**Data listing:**
————

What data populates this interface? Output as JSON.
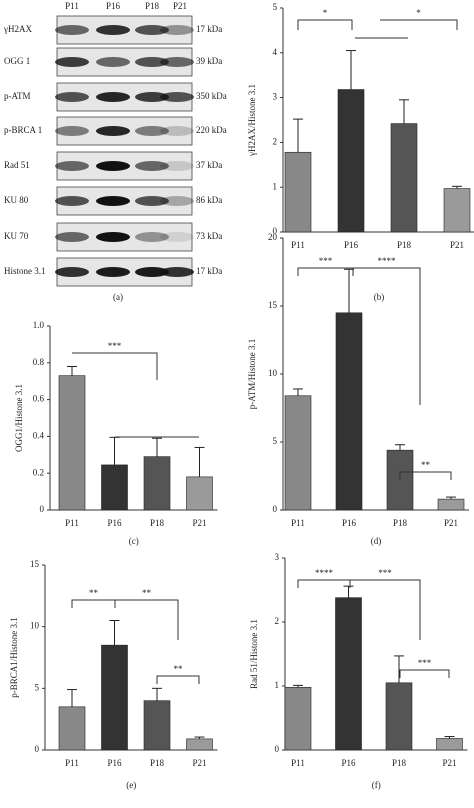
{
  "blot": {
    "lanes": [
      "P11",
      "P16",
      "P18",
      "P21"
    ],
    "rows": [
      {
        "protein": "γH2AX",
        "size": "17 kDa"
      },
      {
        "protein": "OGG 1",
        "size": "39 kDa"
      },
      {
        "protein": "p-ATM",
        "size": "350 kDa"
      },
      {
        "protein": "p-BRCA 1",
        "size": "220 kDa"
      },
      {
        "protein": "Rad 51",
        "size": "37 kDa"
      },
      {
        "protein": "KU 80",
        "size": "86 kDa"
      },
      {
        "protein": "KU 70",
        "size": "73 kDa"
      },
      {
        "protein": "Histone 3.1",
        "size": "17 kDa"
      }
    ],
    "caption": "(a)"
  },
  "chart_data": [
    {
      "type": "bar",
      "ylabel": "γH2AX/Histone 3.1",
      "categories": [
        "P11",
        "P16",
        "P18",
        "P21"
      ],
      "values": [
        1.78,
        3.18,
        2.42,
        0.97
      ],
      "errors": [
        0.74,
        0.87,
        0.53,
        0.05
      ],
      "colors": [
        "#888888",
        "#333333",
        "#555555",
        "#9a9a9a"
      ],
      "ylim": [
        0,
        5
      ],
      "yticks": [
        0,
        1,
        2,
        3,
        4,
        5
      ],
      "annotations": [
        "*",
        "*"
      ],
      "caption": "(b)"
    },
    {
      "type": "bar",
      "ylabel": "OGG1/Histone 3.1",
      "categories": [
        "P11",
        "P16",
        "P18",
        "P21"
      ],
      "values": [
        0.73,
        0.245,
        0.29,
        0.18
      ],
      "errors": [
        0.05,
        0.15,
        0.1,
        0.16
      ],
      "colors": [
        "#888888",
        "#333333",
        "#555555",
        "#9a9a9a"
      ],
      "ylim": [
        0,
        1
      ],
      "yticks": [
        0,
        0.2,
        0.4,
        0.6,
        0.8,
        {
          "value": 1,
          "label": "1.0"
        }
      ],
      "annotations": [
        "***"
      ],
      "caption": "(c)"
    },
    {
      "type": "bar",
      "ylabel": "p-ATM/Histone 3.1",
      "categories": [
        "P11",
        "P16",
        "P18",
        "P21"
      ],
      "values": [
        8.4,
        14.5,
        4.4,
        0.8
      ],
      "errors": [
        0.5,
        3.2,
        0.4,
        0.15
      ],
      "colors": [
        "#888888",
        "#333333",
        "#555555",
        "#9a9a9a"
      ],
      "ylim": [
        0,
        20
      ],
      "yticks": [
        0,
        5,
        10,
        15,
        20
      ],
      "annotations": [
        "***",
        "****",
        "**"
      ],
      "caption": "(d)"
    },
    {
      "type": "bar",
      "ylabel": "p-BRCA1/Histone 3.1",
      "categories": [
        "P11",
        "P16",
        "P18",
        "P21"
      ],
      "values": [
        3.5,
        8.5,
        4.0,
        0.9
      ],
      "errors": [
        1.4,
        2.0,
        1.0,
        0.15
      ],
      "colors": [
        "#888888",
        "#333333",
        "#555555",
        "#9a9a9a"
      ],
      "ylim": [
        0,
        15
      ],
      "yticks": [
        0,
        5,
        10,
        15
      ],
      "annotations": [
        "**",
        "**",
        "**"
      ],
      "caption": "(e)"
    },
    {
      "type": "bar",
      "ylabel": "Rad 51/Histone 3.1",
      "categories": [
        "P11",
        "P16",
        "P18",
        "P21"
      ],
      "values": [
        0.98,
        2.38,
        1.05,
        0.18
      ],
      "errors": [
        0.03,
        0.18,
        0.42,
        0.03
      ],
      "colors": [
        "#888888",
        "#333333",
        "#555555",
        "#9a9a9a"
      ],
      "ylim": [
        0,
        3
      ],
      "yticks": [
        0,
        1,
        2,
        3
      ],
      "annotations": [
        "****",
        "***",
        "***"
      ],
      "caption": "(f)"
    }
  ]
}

————

**Work to be completed:** Scan the listing above, and wherever a line holds the string "Histone", copy that line.

**Written response:**
        "protein": "Histone 3.1",
      "ylabel": "γH2AX/Histone 3.1",
      "ylabel": "OGG1/Histone 3.1",
      "ylabel": "p-ATM/Histone 3.1",
      "ylabel": "p-BRCA1/Histone 3.1",
      "ylabel": "Rad 51/Histone 3.1",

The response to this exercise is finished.